++++ Record extracts

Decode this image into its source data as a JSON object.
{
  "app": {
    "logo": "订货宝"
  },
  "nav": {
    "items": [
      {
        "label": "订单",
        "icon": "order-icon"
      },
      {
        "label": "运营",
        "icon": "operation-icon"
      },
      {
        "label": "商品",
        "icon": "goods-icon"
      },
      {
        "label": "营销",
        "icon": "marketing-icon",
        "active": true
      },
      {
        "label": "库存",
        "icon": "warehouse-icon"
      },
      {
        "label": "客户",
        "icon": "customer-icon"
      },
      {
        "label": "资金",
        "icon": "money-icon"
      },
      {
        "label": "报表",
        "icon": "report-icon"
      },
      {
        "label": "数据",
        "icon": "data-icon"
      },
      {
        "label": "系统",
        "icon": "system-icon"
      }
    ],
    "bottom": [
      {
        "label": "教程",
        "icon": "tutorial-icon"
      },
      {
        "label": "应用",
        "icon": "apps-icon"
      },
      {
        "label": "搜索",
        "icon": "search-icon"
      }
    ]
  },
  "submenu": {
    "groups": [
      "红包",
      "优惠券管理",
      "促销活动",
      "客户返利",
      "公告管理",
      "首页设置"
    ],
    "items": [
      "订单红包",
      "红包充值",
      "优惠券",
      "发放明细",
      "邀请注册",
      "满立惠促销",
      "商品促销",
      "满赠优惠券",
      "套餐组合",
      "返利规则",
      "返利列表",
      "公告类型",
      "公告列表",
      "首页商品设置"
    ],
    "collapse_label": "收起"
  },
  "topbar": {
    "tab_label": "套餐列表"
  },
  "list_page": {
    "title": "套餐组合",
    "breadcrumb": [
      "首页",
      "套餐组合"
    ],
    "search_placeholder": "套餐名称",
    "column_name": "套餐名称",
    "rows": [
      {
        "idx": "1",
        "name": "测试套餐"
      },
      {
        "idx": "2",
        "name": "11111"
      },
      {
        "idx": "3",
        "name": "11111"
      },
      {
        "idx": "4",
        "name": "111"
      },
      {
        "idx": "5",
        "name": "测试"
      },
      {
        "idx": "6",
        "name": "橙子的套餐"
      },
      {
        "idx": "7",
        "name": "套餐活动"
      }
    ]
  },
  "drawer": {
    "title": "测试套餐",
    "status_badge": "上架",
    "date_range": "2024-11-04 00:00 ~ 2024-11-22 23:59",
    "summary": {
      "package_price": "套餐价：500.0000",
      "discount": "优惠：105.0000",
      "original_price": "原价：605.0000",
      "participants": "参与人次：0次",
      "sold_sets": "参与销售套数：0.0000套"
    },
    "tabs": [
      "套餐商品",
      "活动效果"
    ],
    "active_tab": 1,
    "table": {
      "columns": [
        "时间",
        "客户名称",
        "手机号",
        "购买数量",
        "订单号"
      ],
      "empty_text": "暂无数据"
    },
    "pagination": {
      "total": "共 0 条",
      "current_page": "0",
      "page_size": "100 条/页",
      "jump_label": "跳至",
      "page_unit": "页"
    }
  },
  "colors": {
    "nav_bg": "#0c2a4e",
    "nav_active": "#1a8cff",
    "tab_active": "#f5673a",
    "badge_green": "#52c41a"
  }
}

++++++++

▸ Aim of the task:
Recopy the whole listing exactly.

▸ Answer for this exercise:
Decode this image into its source data as a JSON object.
{
  "app": {
    "logo": "订货宝"
  },
  "nav": {
    "items": [
      {
        "label": "订单",
        "icon": "order-icon"
      },
      {
        "label": "运营",
        "icon": "operation-icon"
      },
      {
        "label": "商品",
        "icon": "goods-icon"
      },
      {
        "label": "营销",
        "icon": "marketing-icon",
        "active": true
      },
      {
        "label": "库存",
        "icon": "warehouse-icon"
      },
      {
        "label": "客户",
        "icon": "customer-icon"
      },
      {
        "label": "资金",
        "icon": "money-icon"
      },
      {
        "label": "报表",
        "icon": "report-icon"
      },
      {
        "label": "数据",
        "icon": "data-icon"
      },
      {
        "label": "系统",
        "icon": "system-icon"
      }
    ],
    "bottom": [
      {
        "label": "教程",
        "icon": "tutorial-icon"
      },
      {
        "label": "应用",
        "icon": "apps-icon"
      },
      {
        "label": "搜索",
        "icon": "search-icon"
      }
    ]
  },
  "submenu": {
    "groups": [
      "红包",
      "优惠券管理",
      "促销活动",
      "客户返利",
      "公告管理",
      "首页设置"
    ],
    "items": [
      "订单红包",
      "红包充值",
      "优惠券",
      "发放明细",
      "邀请注册",
      "满立惠促销",
      "商品促销",
      "满赠优惠券",
      "套餐组合",
      "返利规则",
      "返利列表",
      "公告类型",
      "公告列表",
      "首页商品设置"
    ],
    "collapse_label": "收起"
  },
  "topbar": {
    "tab_label": "套餐列表"
  },
  "list_page": {
    "title": "套餐组合",
    "breadcrumb": [
      "首页",
      "套餐组合"
    ],
    "search_placeholder": "套餐名称",
    "column_name": "套餐名称",
    "rows": [
      {
        "idx": "1",
        "name": "测试套餐"
      },
      {
        "idx": "2",
        "name": "11111"
      },
      {
        "idx": "3",
        "name": "11111"
      },
      {
        "idx": "4",
        "name": "111"
      },
      {
        "idx": "5",
        "name": "测试"
      },
      {
        "idx": "6",
        "name": "橙子的套餐"
      },
      {
        "idx": "7",
        "name": "套餐活动"
      }
    ]
  },
  "drawer": {
    "title": "测试套餐",
    "status_badge": "上架",
    "date_range": "2024-11-04 00:00 ~ 2024-11-22 23:59",
    "summary": {
      "package_price": "套餐价：500.0000",
      "discount": "优惠：105.0000",
      "original_price": "原价：605.0000",
      "participants": "参与人次：0次",
      "sold_sets": "参与销售套数：0.0000套"
    },
    "tabs": [
      "套餐商品",
      "活动效果"
    ],
    "active_tab": 1,
    "table": {
      "columns": [
        "时间",
        "客户名称",
        "手机号",
        "购买数量",
        "订单号"
      ],
      "empty_text": "暂无数据"
    },
    "pagination": {
      "total": "共 0 条",
      "current_page": "0",
      "page_size": "100 条/页",
      "jump_label": "跳至",
      "page_unit": "页"
    }
  },
  "colors": {
    "nav_bg": "#0c2a4e",
    "nav_active": "#1a8cff",
    "tab_active": "#f5673a",
    "badge_green": "#52c41a"
  }
}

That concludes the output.